Challenges
(A) Filter the rows below and copy out every line containing the word "Enables".
(B) Carry on the passage about netx and urlgetter below from the point where it stops.

Text provided
┏━━

That is, we're still in doWhatYouKnowBest territory. Incidentally, this also means that (1) there's still distance between collection and interpretation, and (2) we're still producing a flat trace. We have basically traded the context magic for construction complexity, which we overcome by adding abstraction without changing all the other pain points of the original netx implementation.

Conversely, if we're using urlgetter, the code is even more abstract (which is not necessarily good):


func ExperimentMain(ctx context.Context, URL string) {
	config := &urlgetter.Config{
		// set possibly as many as 10 fields
	}
	g := urlgetter.Getter{
		Config: config,
		Session: sess,
		Target: URL,
	}
	tk, _ := g.Run(ctx)
	// figure out what happened by looking into the tk (aka TestKeys)

┗━━

Dataset
┏━━

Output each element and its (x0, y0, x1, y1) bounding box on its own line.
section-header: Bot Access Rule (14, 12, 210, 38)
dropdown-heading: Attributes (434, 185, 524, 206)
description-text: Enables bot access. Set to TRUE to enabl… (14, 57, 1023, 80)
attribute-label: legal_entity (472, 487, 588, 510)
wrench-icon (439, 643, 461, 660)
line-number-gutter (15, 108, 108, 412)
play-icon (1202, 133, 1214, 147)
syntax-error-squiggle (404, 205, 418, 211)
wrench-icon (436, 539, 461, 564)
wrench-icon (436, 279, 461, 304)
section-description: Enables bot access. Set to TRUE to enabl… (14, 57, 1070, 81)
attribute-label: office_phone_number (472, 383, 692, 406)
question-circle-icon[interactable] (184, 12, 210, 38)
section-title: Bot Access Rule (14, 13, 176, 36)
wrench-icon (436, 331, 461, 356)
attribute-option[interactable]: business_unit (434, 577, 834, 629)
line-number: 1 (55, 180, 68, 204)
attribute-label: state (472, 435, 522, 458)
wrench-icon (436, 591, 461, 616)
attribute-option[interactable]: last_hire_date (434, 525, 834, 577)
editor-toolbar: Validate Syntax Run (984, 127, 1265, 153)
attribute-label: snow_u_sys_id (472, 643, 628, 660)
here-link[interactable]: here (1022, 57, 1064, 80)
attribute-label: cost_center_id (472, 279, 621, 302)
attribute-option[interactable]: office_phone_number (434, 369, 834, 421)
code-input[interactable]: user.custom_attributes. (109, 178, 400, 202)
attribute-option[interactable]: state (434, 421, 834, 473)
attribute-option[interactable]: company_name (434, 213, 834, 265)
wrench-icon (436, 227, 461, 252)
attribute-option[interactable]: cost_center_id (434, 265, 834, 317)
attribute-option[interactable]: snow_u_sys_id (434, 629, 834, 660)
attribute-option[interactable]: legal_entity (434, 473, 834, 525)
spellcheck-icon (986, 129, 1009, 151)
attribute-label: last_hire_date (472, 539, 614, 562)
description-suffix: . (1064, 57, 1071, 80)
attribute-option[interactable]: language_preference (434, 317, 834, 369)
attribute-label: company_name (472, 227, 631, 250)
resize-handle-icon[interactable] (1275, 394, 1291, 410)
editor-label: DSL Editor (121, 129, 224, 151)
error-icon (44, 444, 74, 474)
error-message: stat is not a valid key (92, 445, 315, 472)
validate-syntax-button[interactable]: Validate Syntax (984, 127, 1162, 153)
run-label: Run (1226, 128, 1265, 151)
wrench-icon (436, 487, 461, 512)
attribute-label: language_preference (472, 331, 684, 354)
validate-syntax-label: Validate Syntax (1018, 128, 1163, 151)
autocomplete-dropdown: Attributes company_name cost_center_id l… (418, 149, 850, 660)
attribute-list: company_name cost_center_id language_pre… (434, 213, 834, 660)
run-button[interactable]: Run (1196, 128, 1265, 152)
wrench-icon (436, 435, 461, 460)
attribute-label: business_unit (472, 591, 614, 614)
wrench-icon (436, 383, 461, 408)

┗━━

The answers
(A)
description-text: Enables bot access. Set to TRUE to enabl… (14, 57, 1023, 80)
section-description: Enables bot access. Set to TRUE to enabl… (14, 57, 1070, 81)

(B)
}

With this code, the doWhatYouKnowBest feeling is gone forever. A programmer needs to learn an entirely new API for implementing OONI measurements (unless they want to hack at the netx or netxlite library level).

Crucially, we still have the same post-processing pain we had with netx. There is always a "now let's try to figure out what happened" step that runs over a full trace.

Also, very importantly: debugging was hard with the original netx because of the context magic. Now it is hard because there are many layers of abstraction. If you see a line like:

dialer := netx.NewDialer(config)

It's completely opaque to you what the dialer could be doing. To understand the underlying operation, you need to read the content of the config. The matter becomes even more complex if that config is not just declared in the codebase but is actually generated code, as happens with urlgetter, which generates a Config for netx.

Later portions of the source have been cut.